**What the task requires:** Go through the listing and pick out each line with the word "использовавшиеся" in it.

**Raw records:**
────────────────

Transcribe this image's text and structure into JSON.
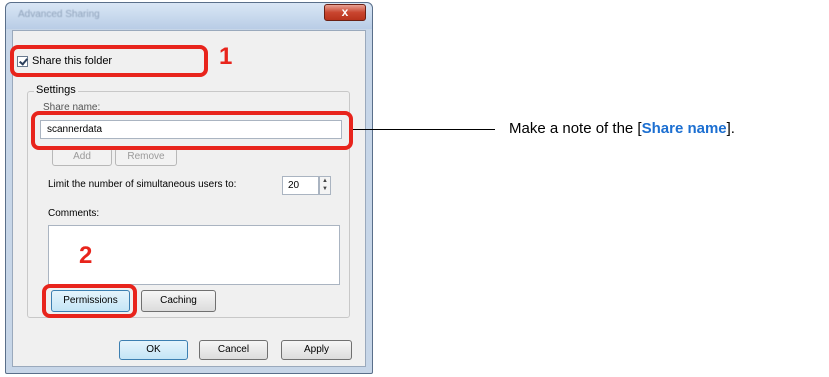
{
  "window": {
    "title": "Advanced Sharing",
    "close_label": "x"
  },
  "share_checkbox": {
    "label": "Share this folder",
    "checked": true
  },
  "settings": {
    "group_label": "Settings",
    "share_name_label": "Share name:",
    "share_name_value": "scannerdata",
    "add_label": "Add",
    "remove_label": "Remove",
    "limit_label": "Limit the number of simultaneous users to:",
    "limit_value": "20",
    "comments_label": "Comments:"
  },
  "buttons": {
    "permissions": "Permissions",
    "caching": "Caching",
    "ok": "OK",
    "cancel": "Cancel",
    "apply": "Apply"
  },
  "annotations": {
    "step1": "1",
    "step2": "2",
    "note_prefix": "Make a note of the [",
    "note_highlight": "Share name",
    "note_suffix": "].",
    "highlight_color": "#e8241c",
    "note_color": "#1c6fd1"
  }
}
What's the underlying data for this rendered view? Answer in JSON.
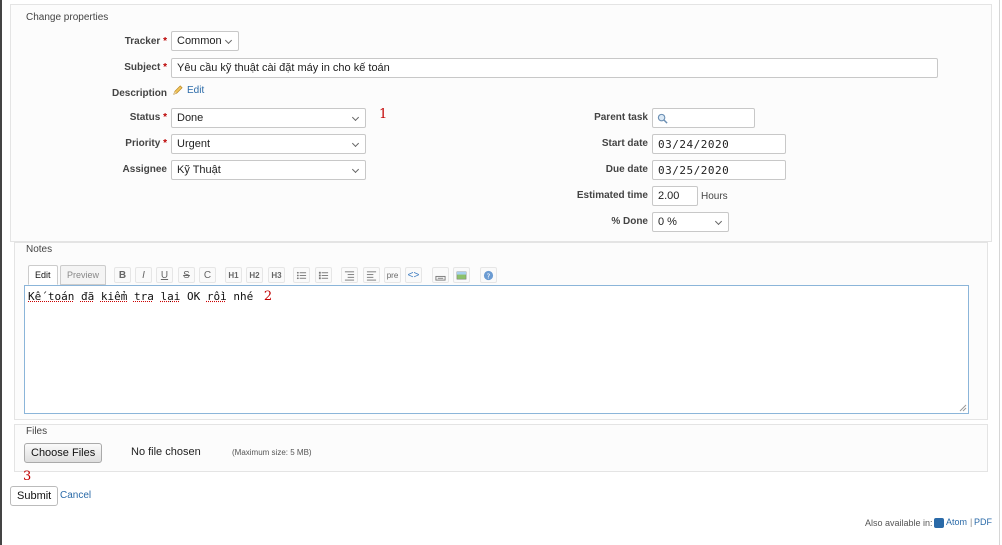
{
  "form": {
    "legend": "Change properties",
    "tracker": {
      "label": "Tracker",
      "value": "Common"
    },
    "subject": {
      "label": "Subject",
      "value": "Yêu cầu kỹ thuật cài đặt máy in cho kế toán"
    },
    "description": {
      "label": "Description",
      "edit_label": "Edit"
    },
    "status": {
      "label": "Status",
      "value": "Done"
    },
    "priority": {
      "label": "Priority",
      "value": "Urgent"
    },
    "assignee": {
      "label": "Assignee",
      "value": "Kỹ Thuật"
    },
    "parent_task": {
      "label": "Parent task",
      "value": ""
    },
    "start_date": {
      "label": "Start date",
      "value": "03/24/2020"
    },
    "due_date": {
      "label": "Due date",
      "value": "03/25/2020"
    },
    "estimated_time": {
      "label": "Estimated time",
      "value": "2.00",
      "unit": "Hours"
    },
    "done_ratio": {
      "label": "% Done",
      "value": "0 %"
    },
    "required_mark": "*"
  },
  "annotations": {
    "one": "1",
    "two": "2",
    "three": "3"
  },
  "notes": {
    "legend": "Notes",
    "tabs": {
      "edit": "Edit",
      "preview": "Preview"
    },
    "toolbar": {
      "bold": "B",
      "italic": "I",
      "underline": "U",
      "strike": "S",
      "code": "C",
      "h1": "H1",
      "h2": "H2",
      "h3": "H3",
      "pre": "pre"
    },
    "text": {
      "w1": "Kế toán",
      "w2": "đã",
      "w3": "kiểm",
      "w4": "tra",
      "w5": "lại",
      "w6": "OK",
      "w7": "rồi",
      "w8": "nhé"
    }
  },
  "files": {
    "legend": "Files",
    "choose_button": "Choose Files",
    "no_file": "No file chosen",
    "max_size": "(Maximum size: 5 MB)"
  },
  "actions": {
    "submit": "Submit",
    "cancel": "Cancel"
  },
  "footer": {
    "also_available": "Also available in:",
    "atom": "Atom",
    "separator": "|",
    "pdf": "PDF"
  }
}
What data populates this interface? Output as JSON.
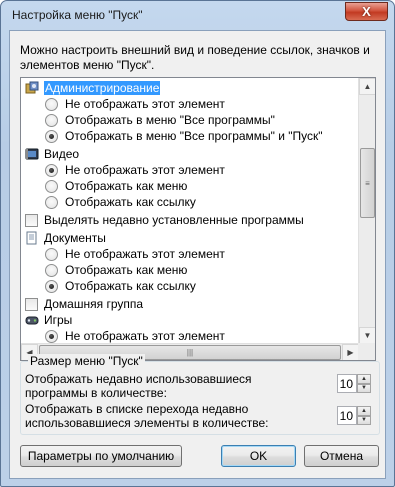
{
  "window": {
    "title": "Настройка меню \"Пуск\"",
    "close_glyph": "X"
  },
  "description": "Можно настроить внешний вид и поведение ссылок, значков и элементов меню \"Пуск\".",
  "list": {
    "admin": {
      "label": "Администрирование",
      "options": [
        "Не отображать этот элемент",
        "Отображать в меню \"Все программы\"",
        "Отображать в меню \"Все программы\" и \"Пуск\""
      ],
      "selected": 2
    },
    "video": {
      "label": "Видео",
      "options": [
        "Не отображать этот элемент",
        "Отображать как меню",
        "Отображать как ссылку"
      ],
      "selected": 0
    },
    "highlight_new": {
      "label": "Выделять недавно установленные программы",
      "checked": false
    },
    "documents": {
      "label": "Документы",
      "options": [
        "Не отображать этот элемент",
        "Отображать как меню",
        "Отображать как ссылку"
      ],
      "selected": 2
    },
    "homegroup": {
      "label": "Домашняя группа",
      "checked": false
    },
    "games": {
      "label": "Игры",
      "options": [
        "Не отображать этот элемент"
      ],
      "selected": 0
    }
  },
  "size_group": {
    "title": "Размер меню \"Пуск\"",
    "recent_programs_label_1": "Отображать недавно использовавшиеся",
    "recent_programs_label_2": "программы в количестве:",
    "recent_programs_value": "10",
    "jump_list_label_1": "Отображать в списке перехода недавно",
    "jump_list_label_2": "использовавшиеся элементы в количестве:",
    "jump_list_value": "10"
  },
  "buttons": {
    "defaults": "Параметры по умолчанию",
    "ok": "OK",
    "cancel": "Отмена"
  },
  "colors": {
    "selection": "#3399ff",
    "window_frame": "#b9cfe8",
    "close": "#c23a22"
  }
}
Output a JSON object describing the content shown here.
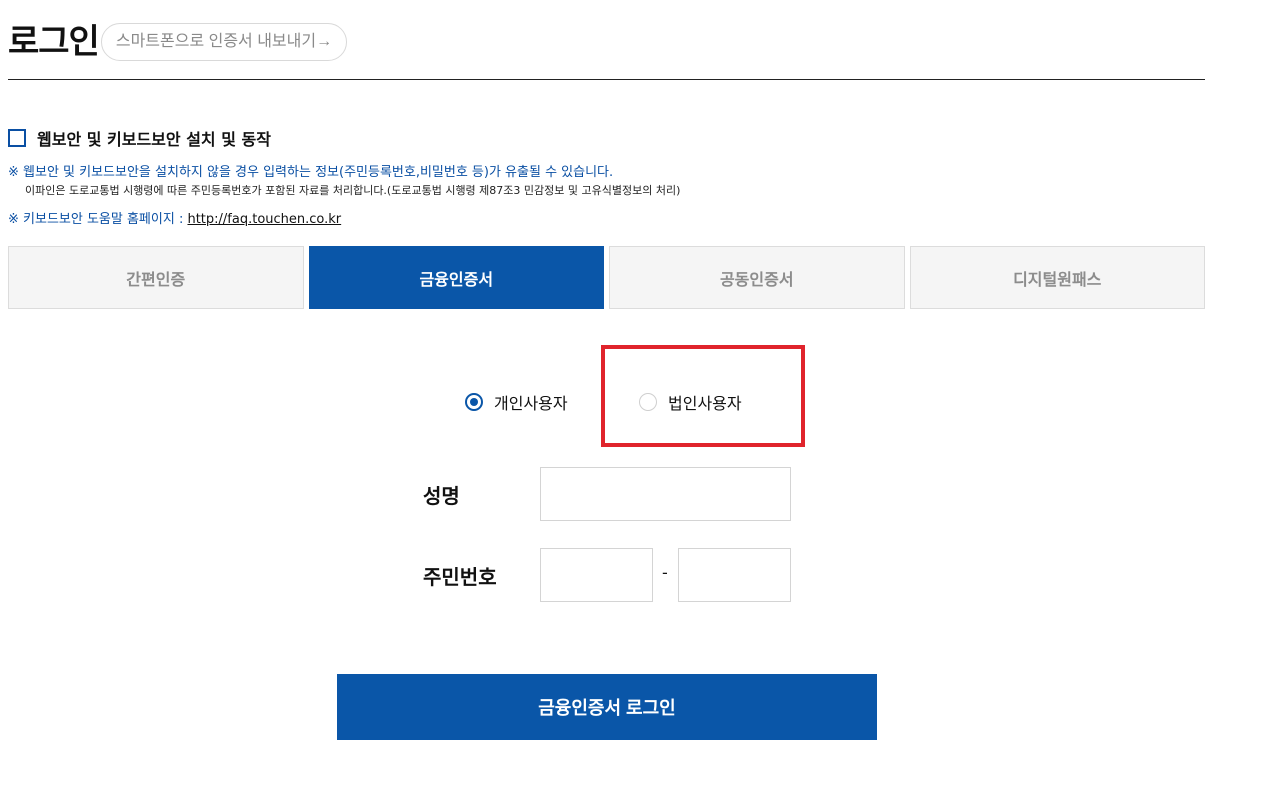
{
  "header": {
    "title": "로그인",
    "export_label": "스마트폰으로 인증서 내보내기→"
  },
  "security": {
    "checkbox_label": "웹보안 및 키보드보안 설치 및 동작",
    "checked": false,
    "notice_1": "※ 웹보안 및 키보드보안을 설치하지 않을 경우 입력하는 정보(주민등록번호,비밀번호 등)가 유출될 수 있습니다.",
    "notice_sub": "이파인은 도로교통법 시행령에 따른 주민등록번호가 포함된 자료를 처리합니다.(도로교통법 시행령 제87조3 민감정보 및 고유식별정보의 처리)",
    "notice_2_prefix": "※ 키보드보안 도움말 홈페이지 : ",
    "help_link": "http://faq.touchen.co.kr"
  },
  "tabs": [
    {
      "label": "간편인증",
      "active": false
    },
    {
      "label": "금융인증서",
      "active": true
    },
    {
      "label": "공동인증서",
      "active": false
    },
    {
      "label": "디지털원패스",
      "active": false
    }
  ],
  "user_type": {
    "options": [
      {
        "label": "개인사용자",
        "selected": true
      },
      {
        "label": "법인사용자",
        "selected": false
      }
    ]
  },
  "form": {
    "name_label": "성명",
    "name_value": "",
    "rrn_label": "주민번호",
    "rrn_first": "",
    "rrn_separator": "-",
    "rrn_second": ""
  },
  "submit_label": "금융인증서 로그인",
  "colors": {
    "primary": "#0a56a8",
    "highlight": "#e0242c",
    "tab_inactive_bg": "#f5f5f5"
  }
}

────────────────

**Final result:**
    "recent_programs_label_1": "Отображать недавно использовавшиеся",
    "jump_list_label_2": "использовавшиеся элементы в количестве:",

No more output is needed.